STATED PROBLEM: Transcribe all of the data exactly. Omit the pictures.

SOURCE DATA:
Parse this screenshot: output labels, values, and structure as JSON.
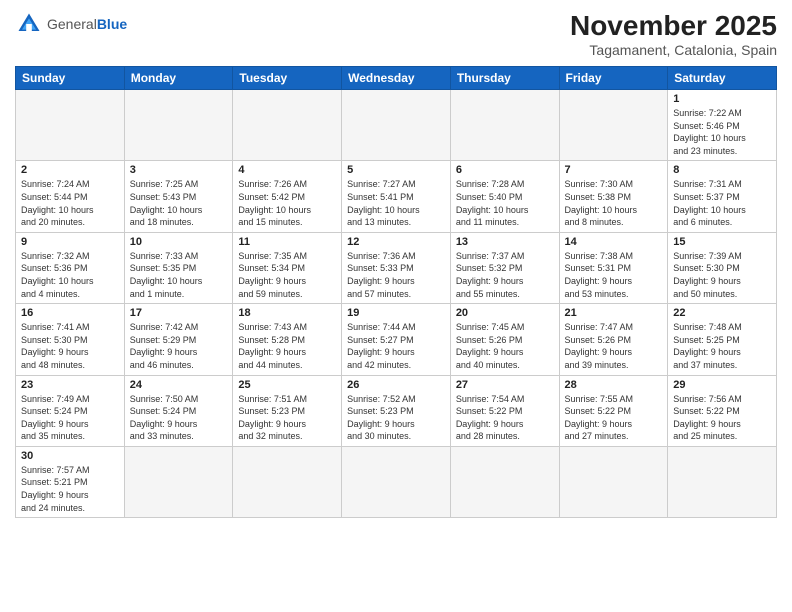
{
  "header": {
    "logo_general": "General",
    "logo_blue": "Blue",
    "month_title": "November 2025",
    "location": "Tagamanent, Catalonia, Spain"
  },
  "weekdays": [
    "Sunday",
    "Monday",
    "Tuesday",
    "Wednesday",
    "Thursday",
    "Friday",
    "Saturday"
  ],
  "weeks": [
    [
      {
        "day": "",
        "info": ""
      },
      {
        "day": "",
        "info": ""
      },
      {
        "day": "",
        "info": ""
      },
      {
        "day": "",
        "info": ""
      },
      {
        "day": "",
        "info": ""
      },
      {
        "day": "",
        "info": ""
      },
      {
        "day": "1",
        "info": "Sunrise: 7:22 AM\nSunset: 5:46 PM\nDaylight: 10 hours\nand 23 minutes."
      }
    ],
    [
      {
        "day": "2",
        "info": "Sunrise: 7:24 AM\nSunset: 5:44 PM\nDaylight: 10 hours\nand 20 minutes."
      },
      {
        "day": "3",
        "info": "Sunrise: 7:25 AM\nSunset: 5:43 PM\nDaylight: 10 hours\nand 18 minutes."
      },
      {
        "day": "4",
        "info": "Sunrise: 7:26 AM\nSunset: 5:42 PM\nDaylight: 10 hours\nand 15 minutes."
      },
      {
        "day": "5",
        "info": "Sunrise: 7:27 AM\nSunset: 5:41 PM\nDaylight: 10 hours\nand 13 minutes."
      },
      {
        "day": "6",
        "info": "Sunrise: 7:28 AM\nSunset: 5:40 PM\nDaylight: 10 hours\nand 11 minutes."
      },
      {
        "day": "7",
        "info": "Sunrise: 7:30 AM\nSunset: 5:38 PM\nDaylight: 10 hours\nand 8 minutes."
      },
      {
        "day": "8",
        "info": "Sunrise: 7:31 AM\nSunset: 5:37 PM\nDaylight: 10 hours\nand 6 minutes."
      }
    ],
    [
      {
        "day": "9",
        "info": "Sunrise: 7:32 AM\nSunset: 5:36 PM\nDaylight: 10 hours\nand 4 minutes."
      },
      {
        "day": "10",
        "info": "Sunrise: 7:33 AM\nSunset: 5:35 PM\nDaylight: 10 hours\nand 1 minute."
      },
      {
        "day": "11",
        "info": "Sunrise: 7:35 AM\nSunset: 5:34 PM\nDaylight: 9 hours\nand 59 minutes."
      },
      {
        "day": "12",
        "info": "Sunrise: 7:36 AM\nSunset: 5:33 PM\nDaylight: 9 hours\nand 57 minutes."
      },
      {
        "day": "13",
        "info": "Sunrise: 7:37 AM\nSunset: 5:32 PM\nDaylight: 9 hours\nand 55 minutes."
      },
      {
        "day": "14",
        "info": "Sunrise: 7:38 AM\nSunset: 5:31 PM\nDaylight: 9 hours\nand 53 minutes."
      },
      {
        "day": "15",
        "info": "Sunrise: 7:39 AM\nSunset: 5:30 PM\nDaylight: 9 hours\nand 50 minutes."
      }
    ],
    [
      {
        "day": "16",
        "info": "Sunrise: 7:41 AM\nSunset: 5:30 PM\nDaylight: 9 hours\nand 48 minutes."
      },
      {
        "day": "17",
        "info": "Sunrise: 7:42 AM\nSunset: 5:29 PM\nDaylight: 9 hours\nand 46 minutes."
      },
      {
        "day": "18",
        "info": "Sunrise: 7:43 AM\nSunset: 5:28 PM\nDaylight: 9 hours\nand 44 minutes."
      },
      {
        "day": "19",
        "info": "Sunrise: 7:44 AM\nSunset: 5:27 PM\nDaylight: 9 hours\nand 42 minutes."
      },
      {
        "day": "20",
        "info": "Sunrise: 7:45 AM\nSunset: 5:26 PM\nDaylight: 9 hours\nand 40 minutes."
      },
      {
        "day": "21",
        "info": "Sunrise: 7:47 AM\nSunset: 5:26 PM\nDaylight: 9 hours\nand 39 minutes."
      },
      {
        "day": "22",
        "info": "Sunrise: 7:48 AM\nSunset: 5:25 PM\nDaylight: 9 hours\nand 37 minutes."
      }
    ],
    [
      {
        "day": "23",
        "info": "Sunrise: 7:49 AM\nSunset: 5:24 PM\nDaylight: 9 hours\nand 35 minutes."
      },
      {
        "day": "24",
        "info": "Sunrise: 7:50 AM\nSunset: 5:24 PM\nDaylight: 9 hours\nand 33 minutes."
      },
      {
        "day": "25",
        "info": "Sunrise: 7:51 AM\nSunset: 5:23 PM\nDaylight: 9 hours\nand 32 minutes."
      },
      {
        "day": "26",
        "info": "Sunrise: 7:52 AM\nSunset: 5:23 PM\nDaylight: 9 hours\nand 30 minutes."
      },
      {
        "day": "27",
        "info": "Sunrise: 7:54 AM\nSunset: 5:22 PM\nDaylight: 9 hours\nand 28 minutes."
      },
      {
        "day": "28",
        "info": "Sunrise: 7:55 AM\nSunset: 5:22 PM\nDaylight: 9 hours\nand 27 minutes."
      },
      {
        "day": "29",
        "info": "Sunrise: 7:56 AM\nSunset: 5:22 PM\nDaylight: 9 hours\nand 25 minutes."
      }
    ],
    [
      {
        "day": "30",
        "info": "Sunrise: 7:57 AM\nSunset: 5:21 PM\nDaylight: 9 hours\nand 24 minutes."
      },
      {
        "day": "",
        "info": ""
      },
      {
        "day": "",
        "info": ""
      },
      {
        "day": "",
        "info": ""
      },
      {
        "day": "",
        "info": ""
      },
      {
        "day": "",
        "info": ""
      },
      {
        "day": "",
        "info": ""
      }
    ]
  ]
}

WRITTEN ANSWER:
Parse this screenshot: output labels, values, and structure as JSON.
{
  "header": {
    "logo_general": "General",
    "logo_blue": "Blue",
    "month_title": "November 2025",
    "location": "Tagamanent, Catalonia, Spain"
  },
  "weekdays": [
    "Sunday",
    "Monday",
    "Tuesday",
    "Wednesday",
    "Thursday",
    "Friday",
    "Saturday"
  ],
  "weeks": [
    [
      {
        "day": "",
        "info": ""
      },
      {
        "day": "",
        "info": ""
      },
      {
        "day": "",
        "info": ""
      },
      {
        "day": "",
        "info": ""
      },
      {
        "day": "",
        "info": ""
      },
      {
        "day": "",
        "info": ""
      },
      {
        "day": "1",
        "info": "Sunrise: 7:22 AM\nSunset: 5:46 PM\nDaylight: 10 hours\nand 23 minutes."
      }
    ],
    [
      {
        "day": "2",
        "info": "Sunrise: 7:24 AM\nSunset: 5:44 PM\nDaylight: 10 hours\nand 20 minutes."
      },
      {
        "day": "3",
        "info": "Sunrise: 7:25 AM\nSunset: 5:43 PM\nDaylight: 10 hours\nand 18 minutes."
      },
      {
        "day": "4",
        "info": "Sunrise: 7:26 AM\nSunset: 5:42 PM\nDaylight: 10 hours\nand 15 minutes."
      },
      {
        "day": "5",
        "info": "Sunrise: 7:27 AM\nSunset: 5:41 PM\nDaylight: 10 hours\nand 13 minutes."
      },
      {
        "day": "6",
        "info": "Sunrise: 7:28 AM\nSunset: 5:40 PM\nDaylight: 10 hours\nand 11 minutes."
      },
      {
        "day": "7",
        "info": "Sunrise: 7:30 AM\nSunset: 5:38 PM\nDaylight: 10 hours\nand 8 minutes."
      },
      {
        "day": "8",
        "info": "Sunrise: 7:31 AM\nSunset: 5:37 PM\nDaylight: 10 hours\nand 6 minutes."
      }
    ],
    [
      {
        "day": "9",
        "info": "Sunrise: 7:32 AM\nSunset: 5:36 PM\nDaylight: 10 hours\nand 4 minutes."
      },
      {
        "day": "10",
        "info": "Sunrise: 7:33 AM\nSunset: 5:35 PM\nDaylight: 10 hours\nand 1 minute."
      },
      {
        "day": "11",
        "info": "Sunrise: 7:35 AM\nSunset: 5:34 PM\nDaylight: 9 hours\nand 59 minutes."
      },
      {
        "day": "12",
        "info": "Sunrise: 7:36 AM\nSunset: 5:33 PM\nDaylight: 9 hours\nand 57 minutes."
      },
      {
        "day": "13",
        "info": "Sunrise: 7:37 AM\nSunset: 5:32 PM\nDaylight: 9 hours\nand 55 minutes."
      },
      {
        "day": "14",
        "info": "Sunrise: 7:38 AM\nSunset: 5:31 PM\nDaylight: 9 hours\nand 53 minutes."
      },
      {
        "day": "15",
        "info": "Sunrise: 7:39 AM\nSunset: 5:30 PM\nDaylight: 9 hours\nand 50 minutes."
      }
    ],
    [
      {
        "day": "16",
        "info": "Sunrise: 7:41 AM\nSunset: 5:30 PM\nDaylight: 9 hours\nand 48 minutes."
      },
      {
        "day": "17",
        "info": "Sunrise: 7:42 AM\nSunset: 5:29 PM\nDaylight: 9 hours\nand 46 minutes."
      },
      {
        "day": "18",
        "info": "Sunrise: 7:43 AM\nSunset: 5:28 PM\nDaylight: 9 hours\nand 44 minutes."
      },
      {
        "day": "19",
        "info": "Sunrise: 7:44 AM\nSunset: 5:27 PM\nDaylight: 9 hours\nand 42 minutes."
      },
      {
        "day": "20",
        "info": "Sunrise: 7:45 AM\nSunset: 5:26 PM\nDaylight: 9 hours\nand 40 minutes."
      },
      {
        "day": "21",
        "info": "Sunrise: 7:47 AM\nSunset: 5:26 PM\nDaylight: 9 hours\nand 39 minutes."
      },
      {
        "day": "22",
        "info": "Sunrise: 7:48 AM\nSunset: 5:25 PM\nDaylight: 9 hours\nand 37 minutes."
      }
    ],
    [
      {
        "day": "23",
        "info": "Sunrise: 7:49 AM\nSunset: 5:24 PM\nDaylight: 9 hours\nand 35 minutes."
      },
      {
        "day": "24",
        "info": "Sunrise: 7:50 AM\nSunset: 5:24 PM\nDaylight: 9 hours\nand 33 minutes."
      },
      {
        "day": "25",
        "info": "Sunrise: 7:51 AM\nSunset: 5:23 PM\nDaylight: 9 hours\nand 32 minutes."
      },
      {
        "day": "26",
        "info": "Sunrise: 7:52 AM\nSunset: 5:23 PM\nDaylight: 9 hours\nand 30 minutes."
      },
      {
        "day": "27",
        "info": "Sunrise: 7:54 AM\nSunset: 5:22 PM\nDaylight: 9 hours\nand 28 minutes."
      },
      {
        "day": "28",
        "info": "Sunrise: 7:55 AM\nSunset: 5:22 PM\nDaylight: 9 hours\nand 27 minutes."
      },
      {
        "day": "29",
        "info": "Sunrise: 7:56 AM\nSunset: 5:22 PM\nDaylight: 9 hours\nand 25 minutes."
      }
    ],
    [
      {
        "day": "30",
        "info": "Sunrise: 7:57 AM\nSunset: 5:21 PM\nDaylight: 9 hours\nand 24 minutes."
      },
      {
        "day": "",
        "info": ""
      },
      {
        "day": "",
        "info": ""
      },
      {
        "day": "",
        "info": ""
      },
      {
        "day": "",
        "info": ""
      },
      {
        "day": "",
        "info": ""
      },
      {
        "day": "",
        "info": ""
      }
    ]
  ]
}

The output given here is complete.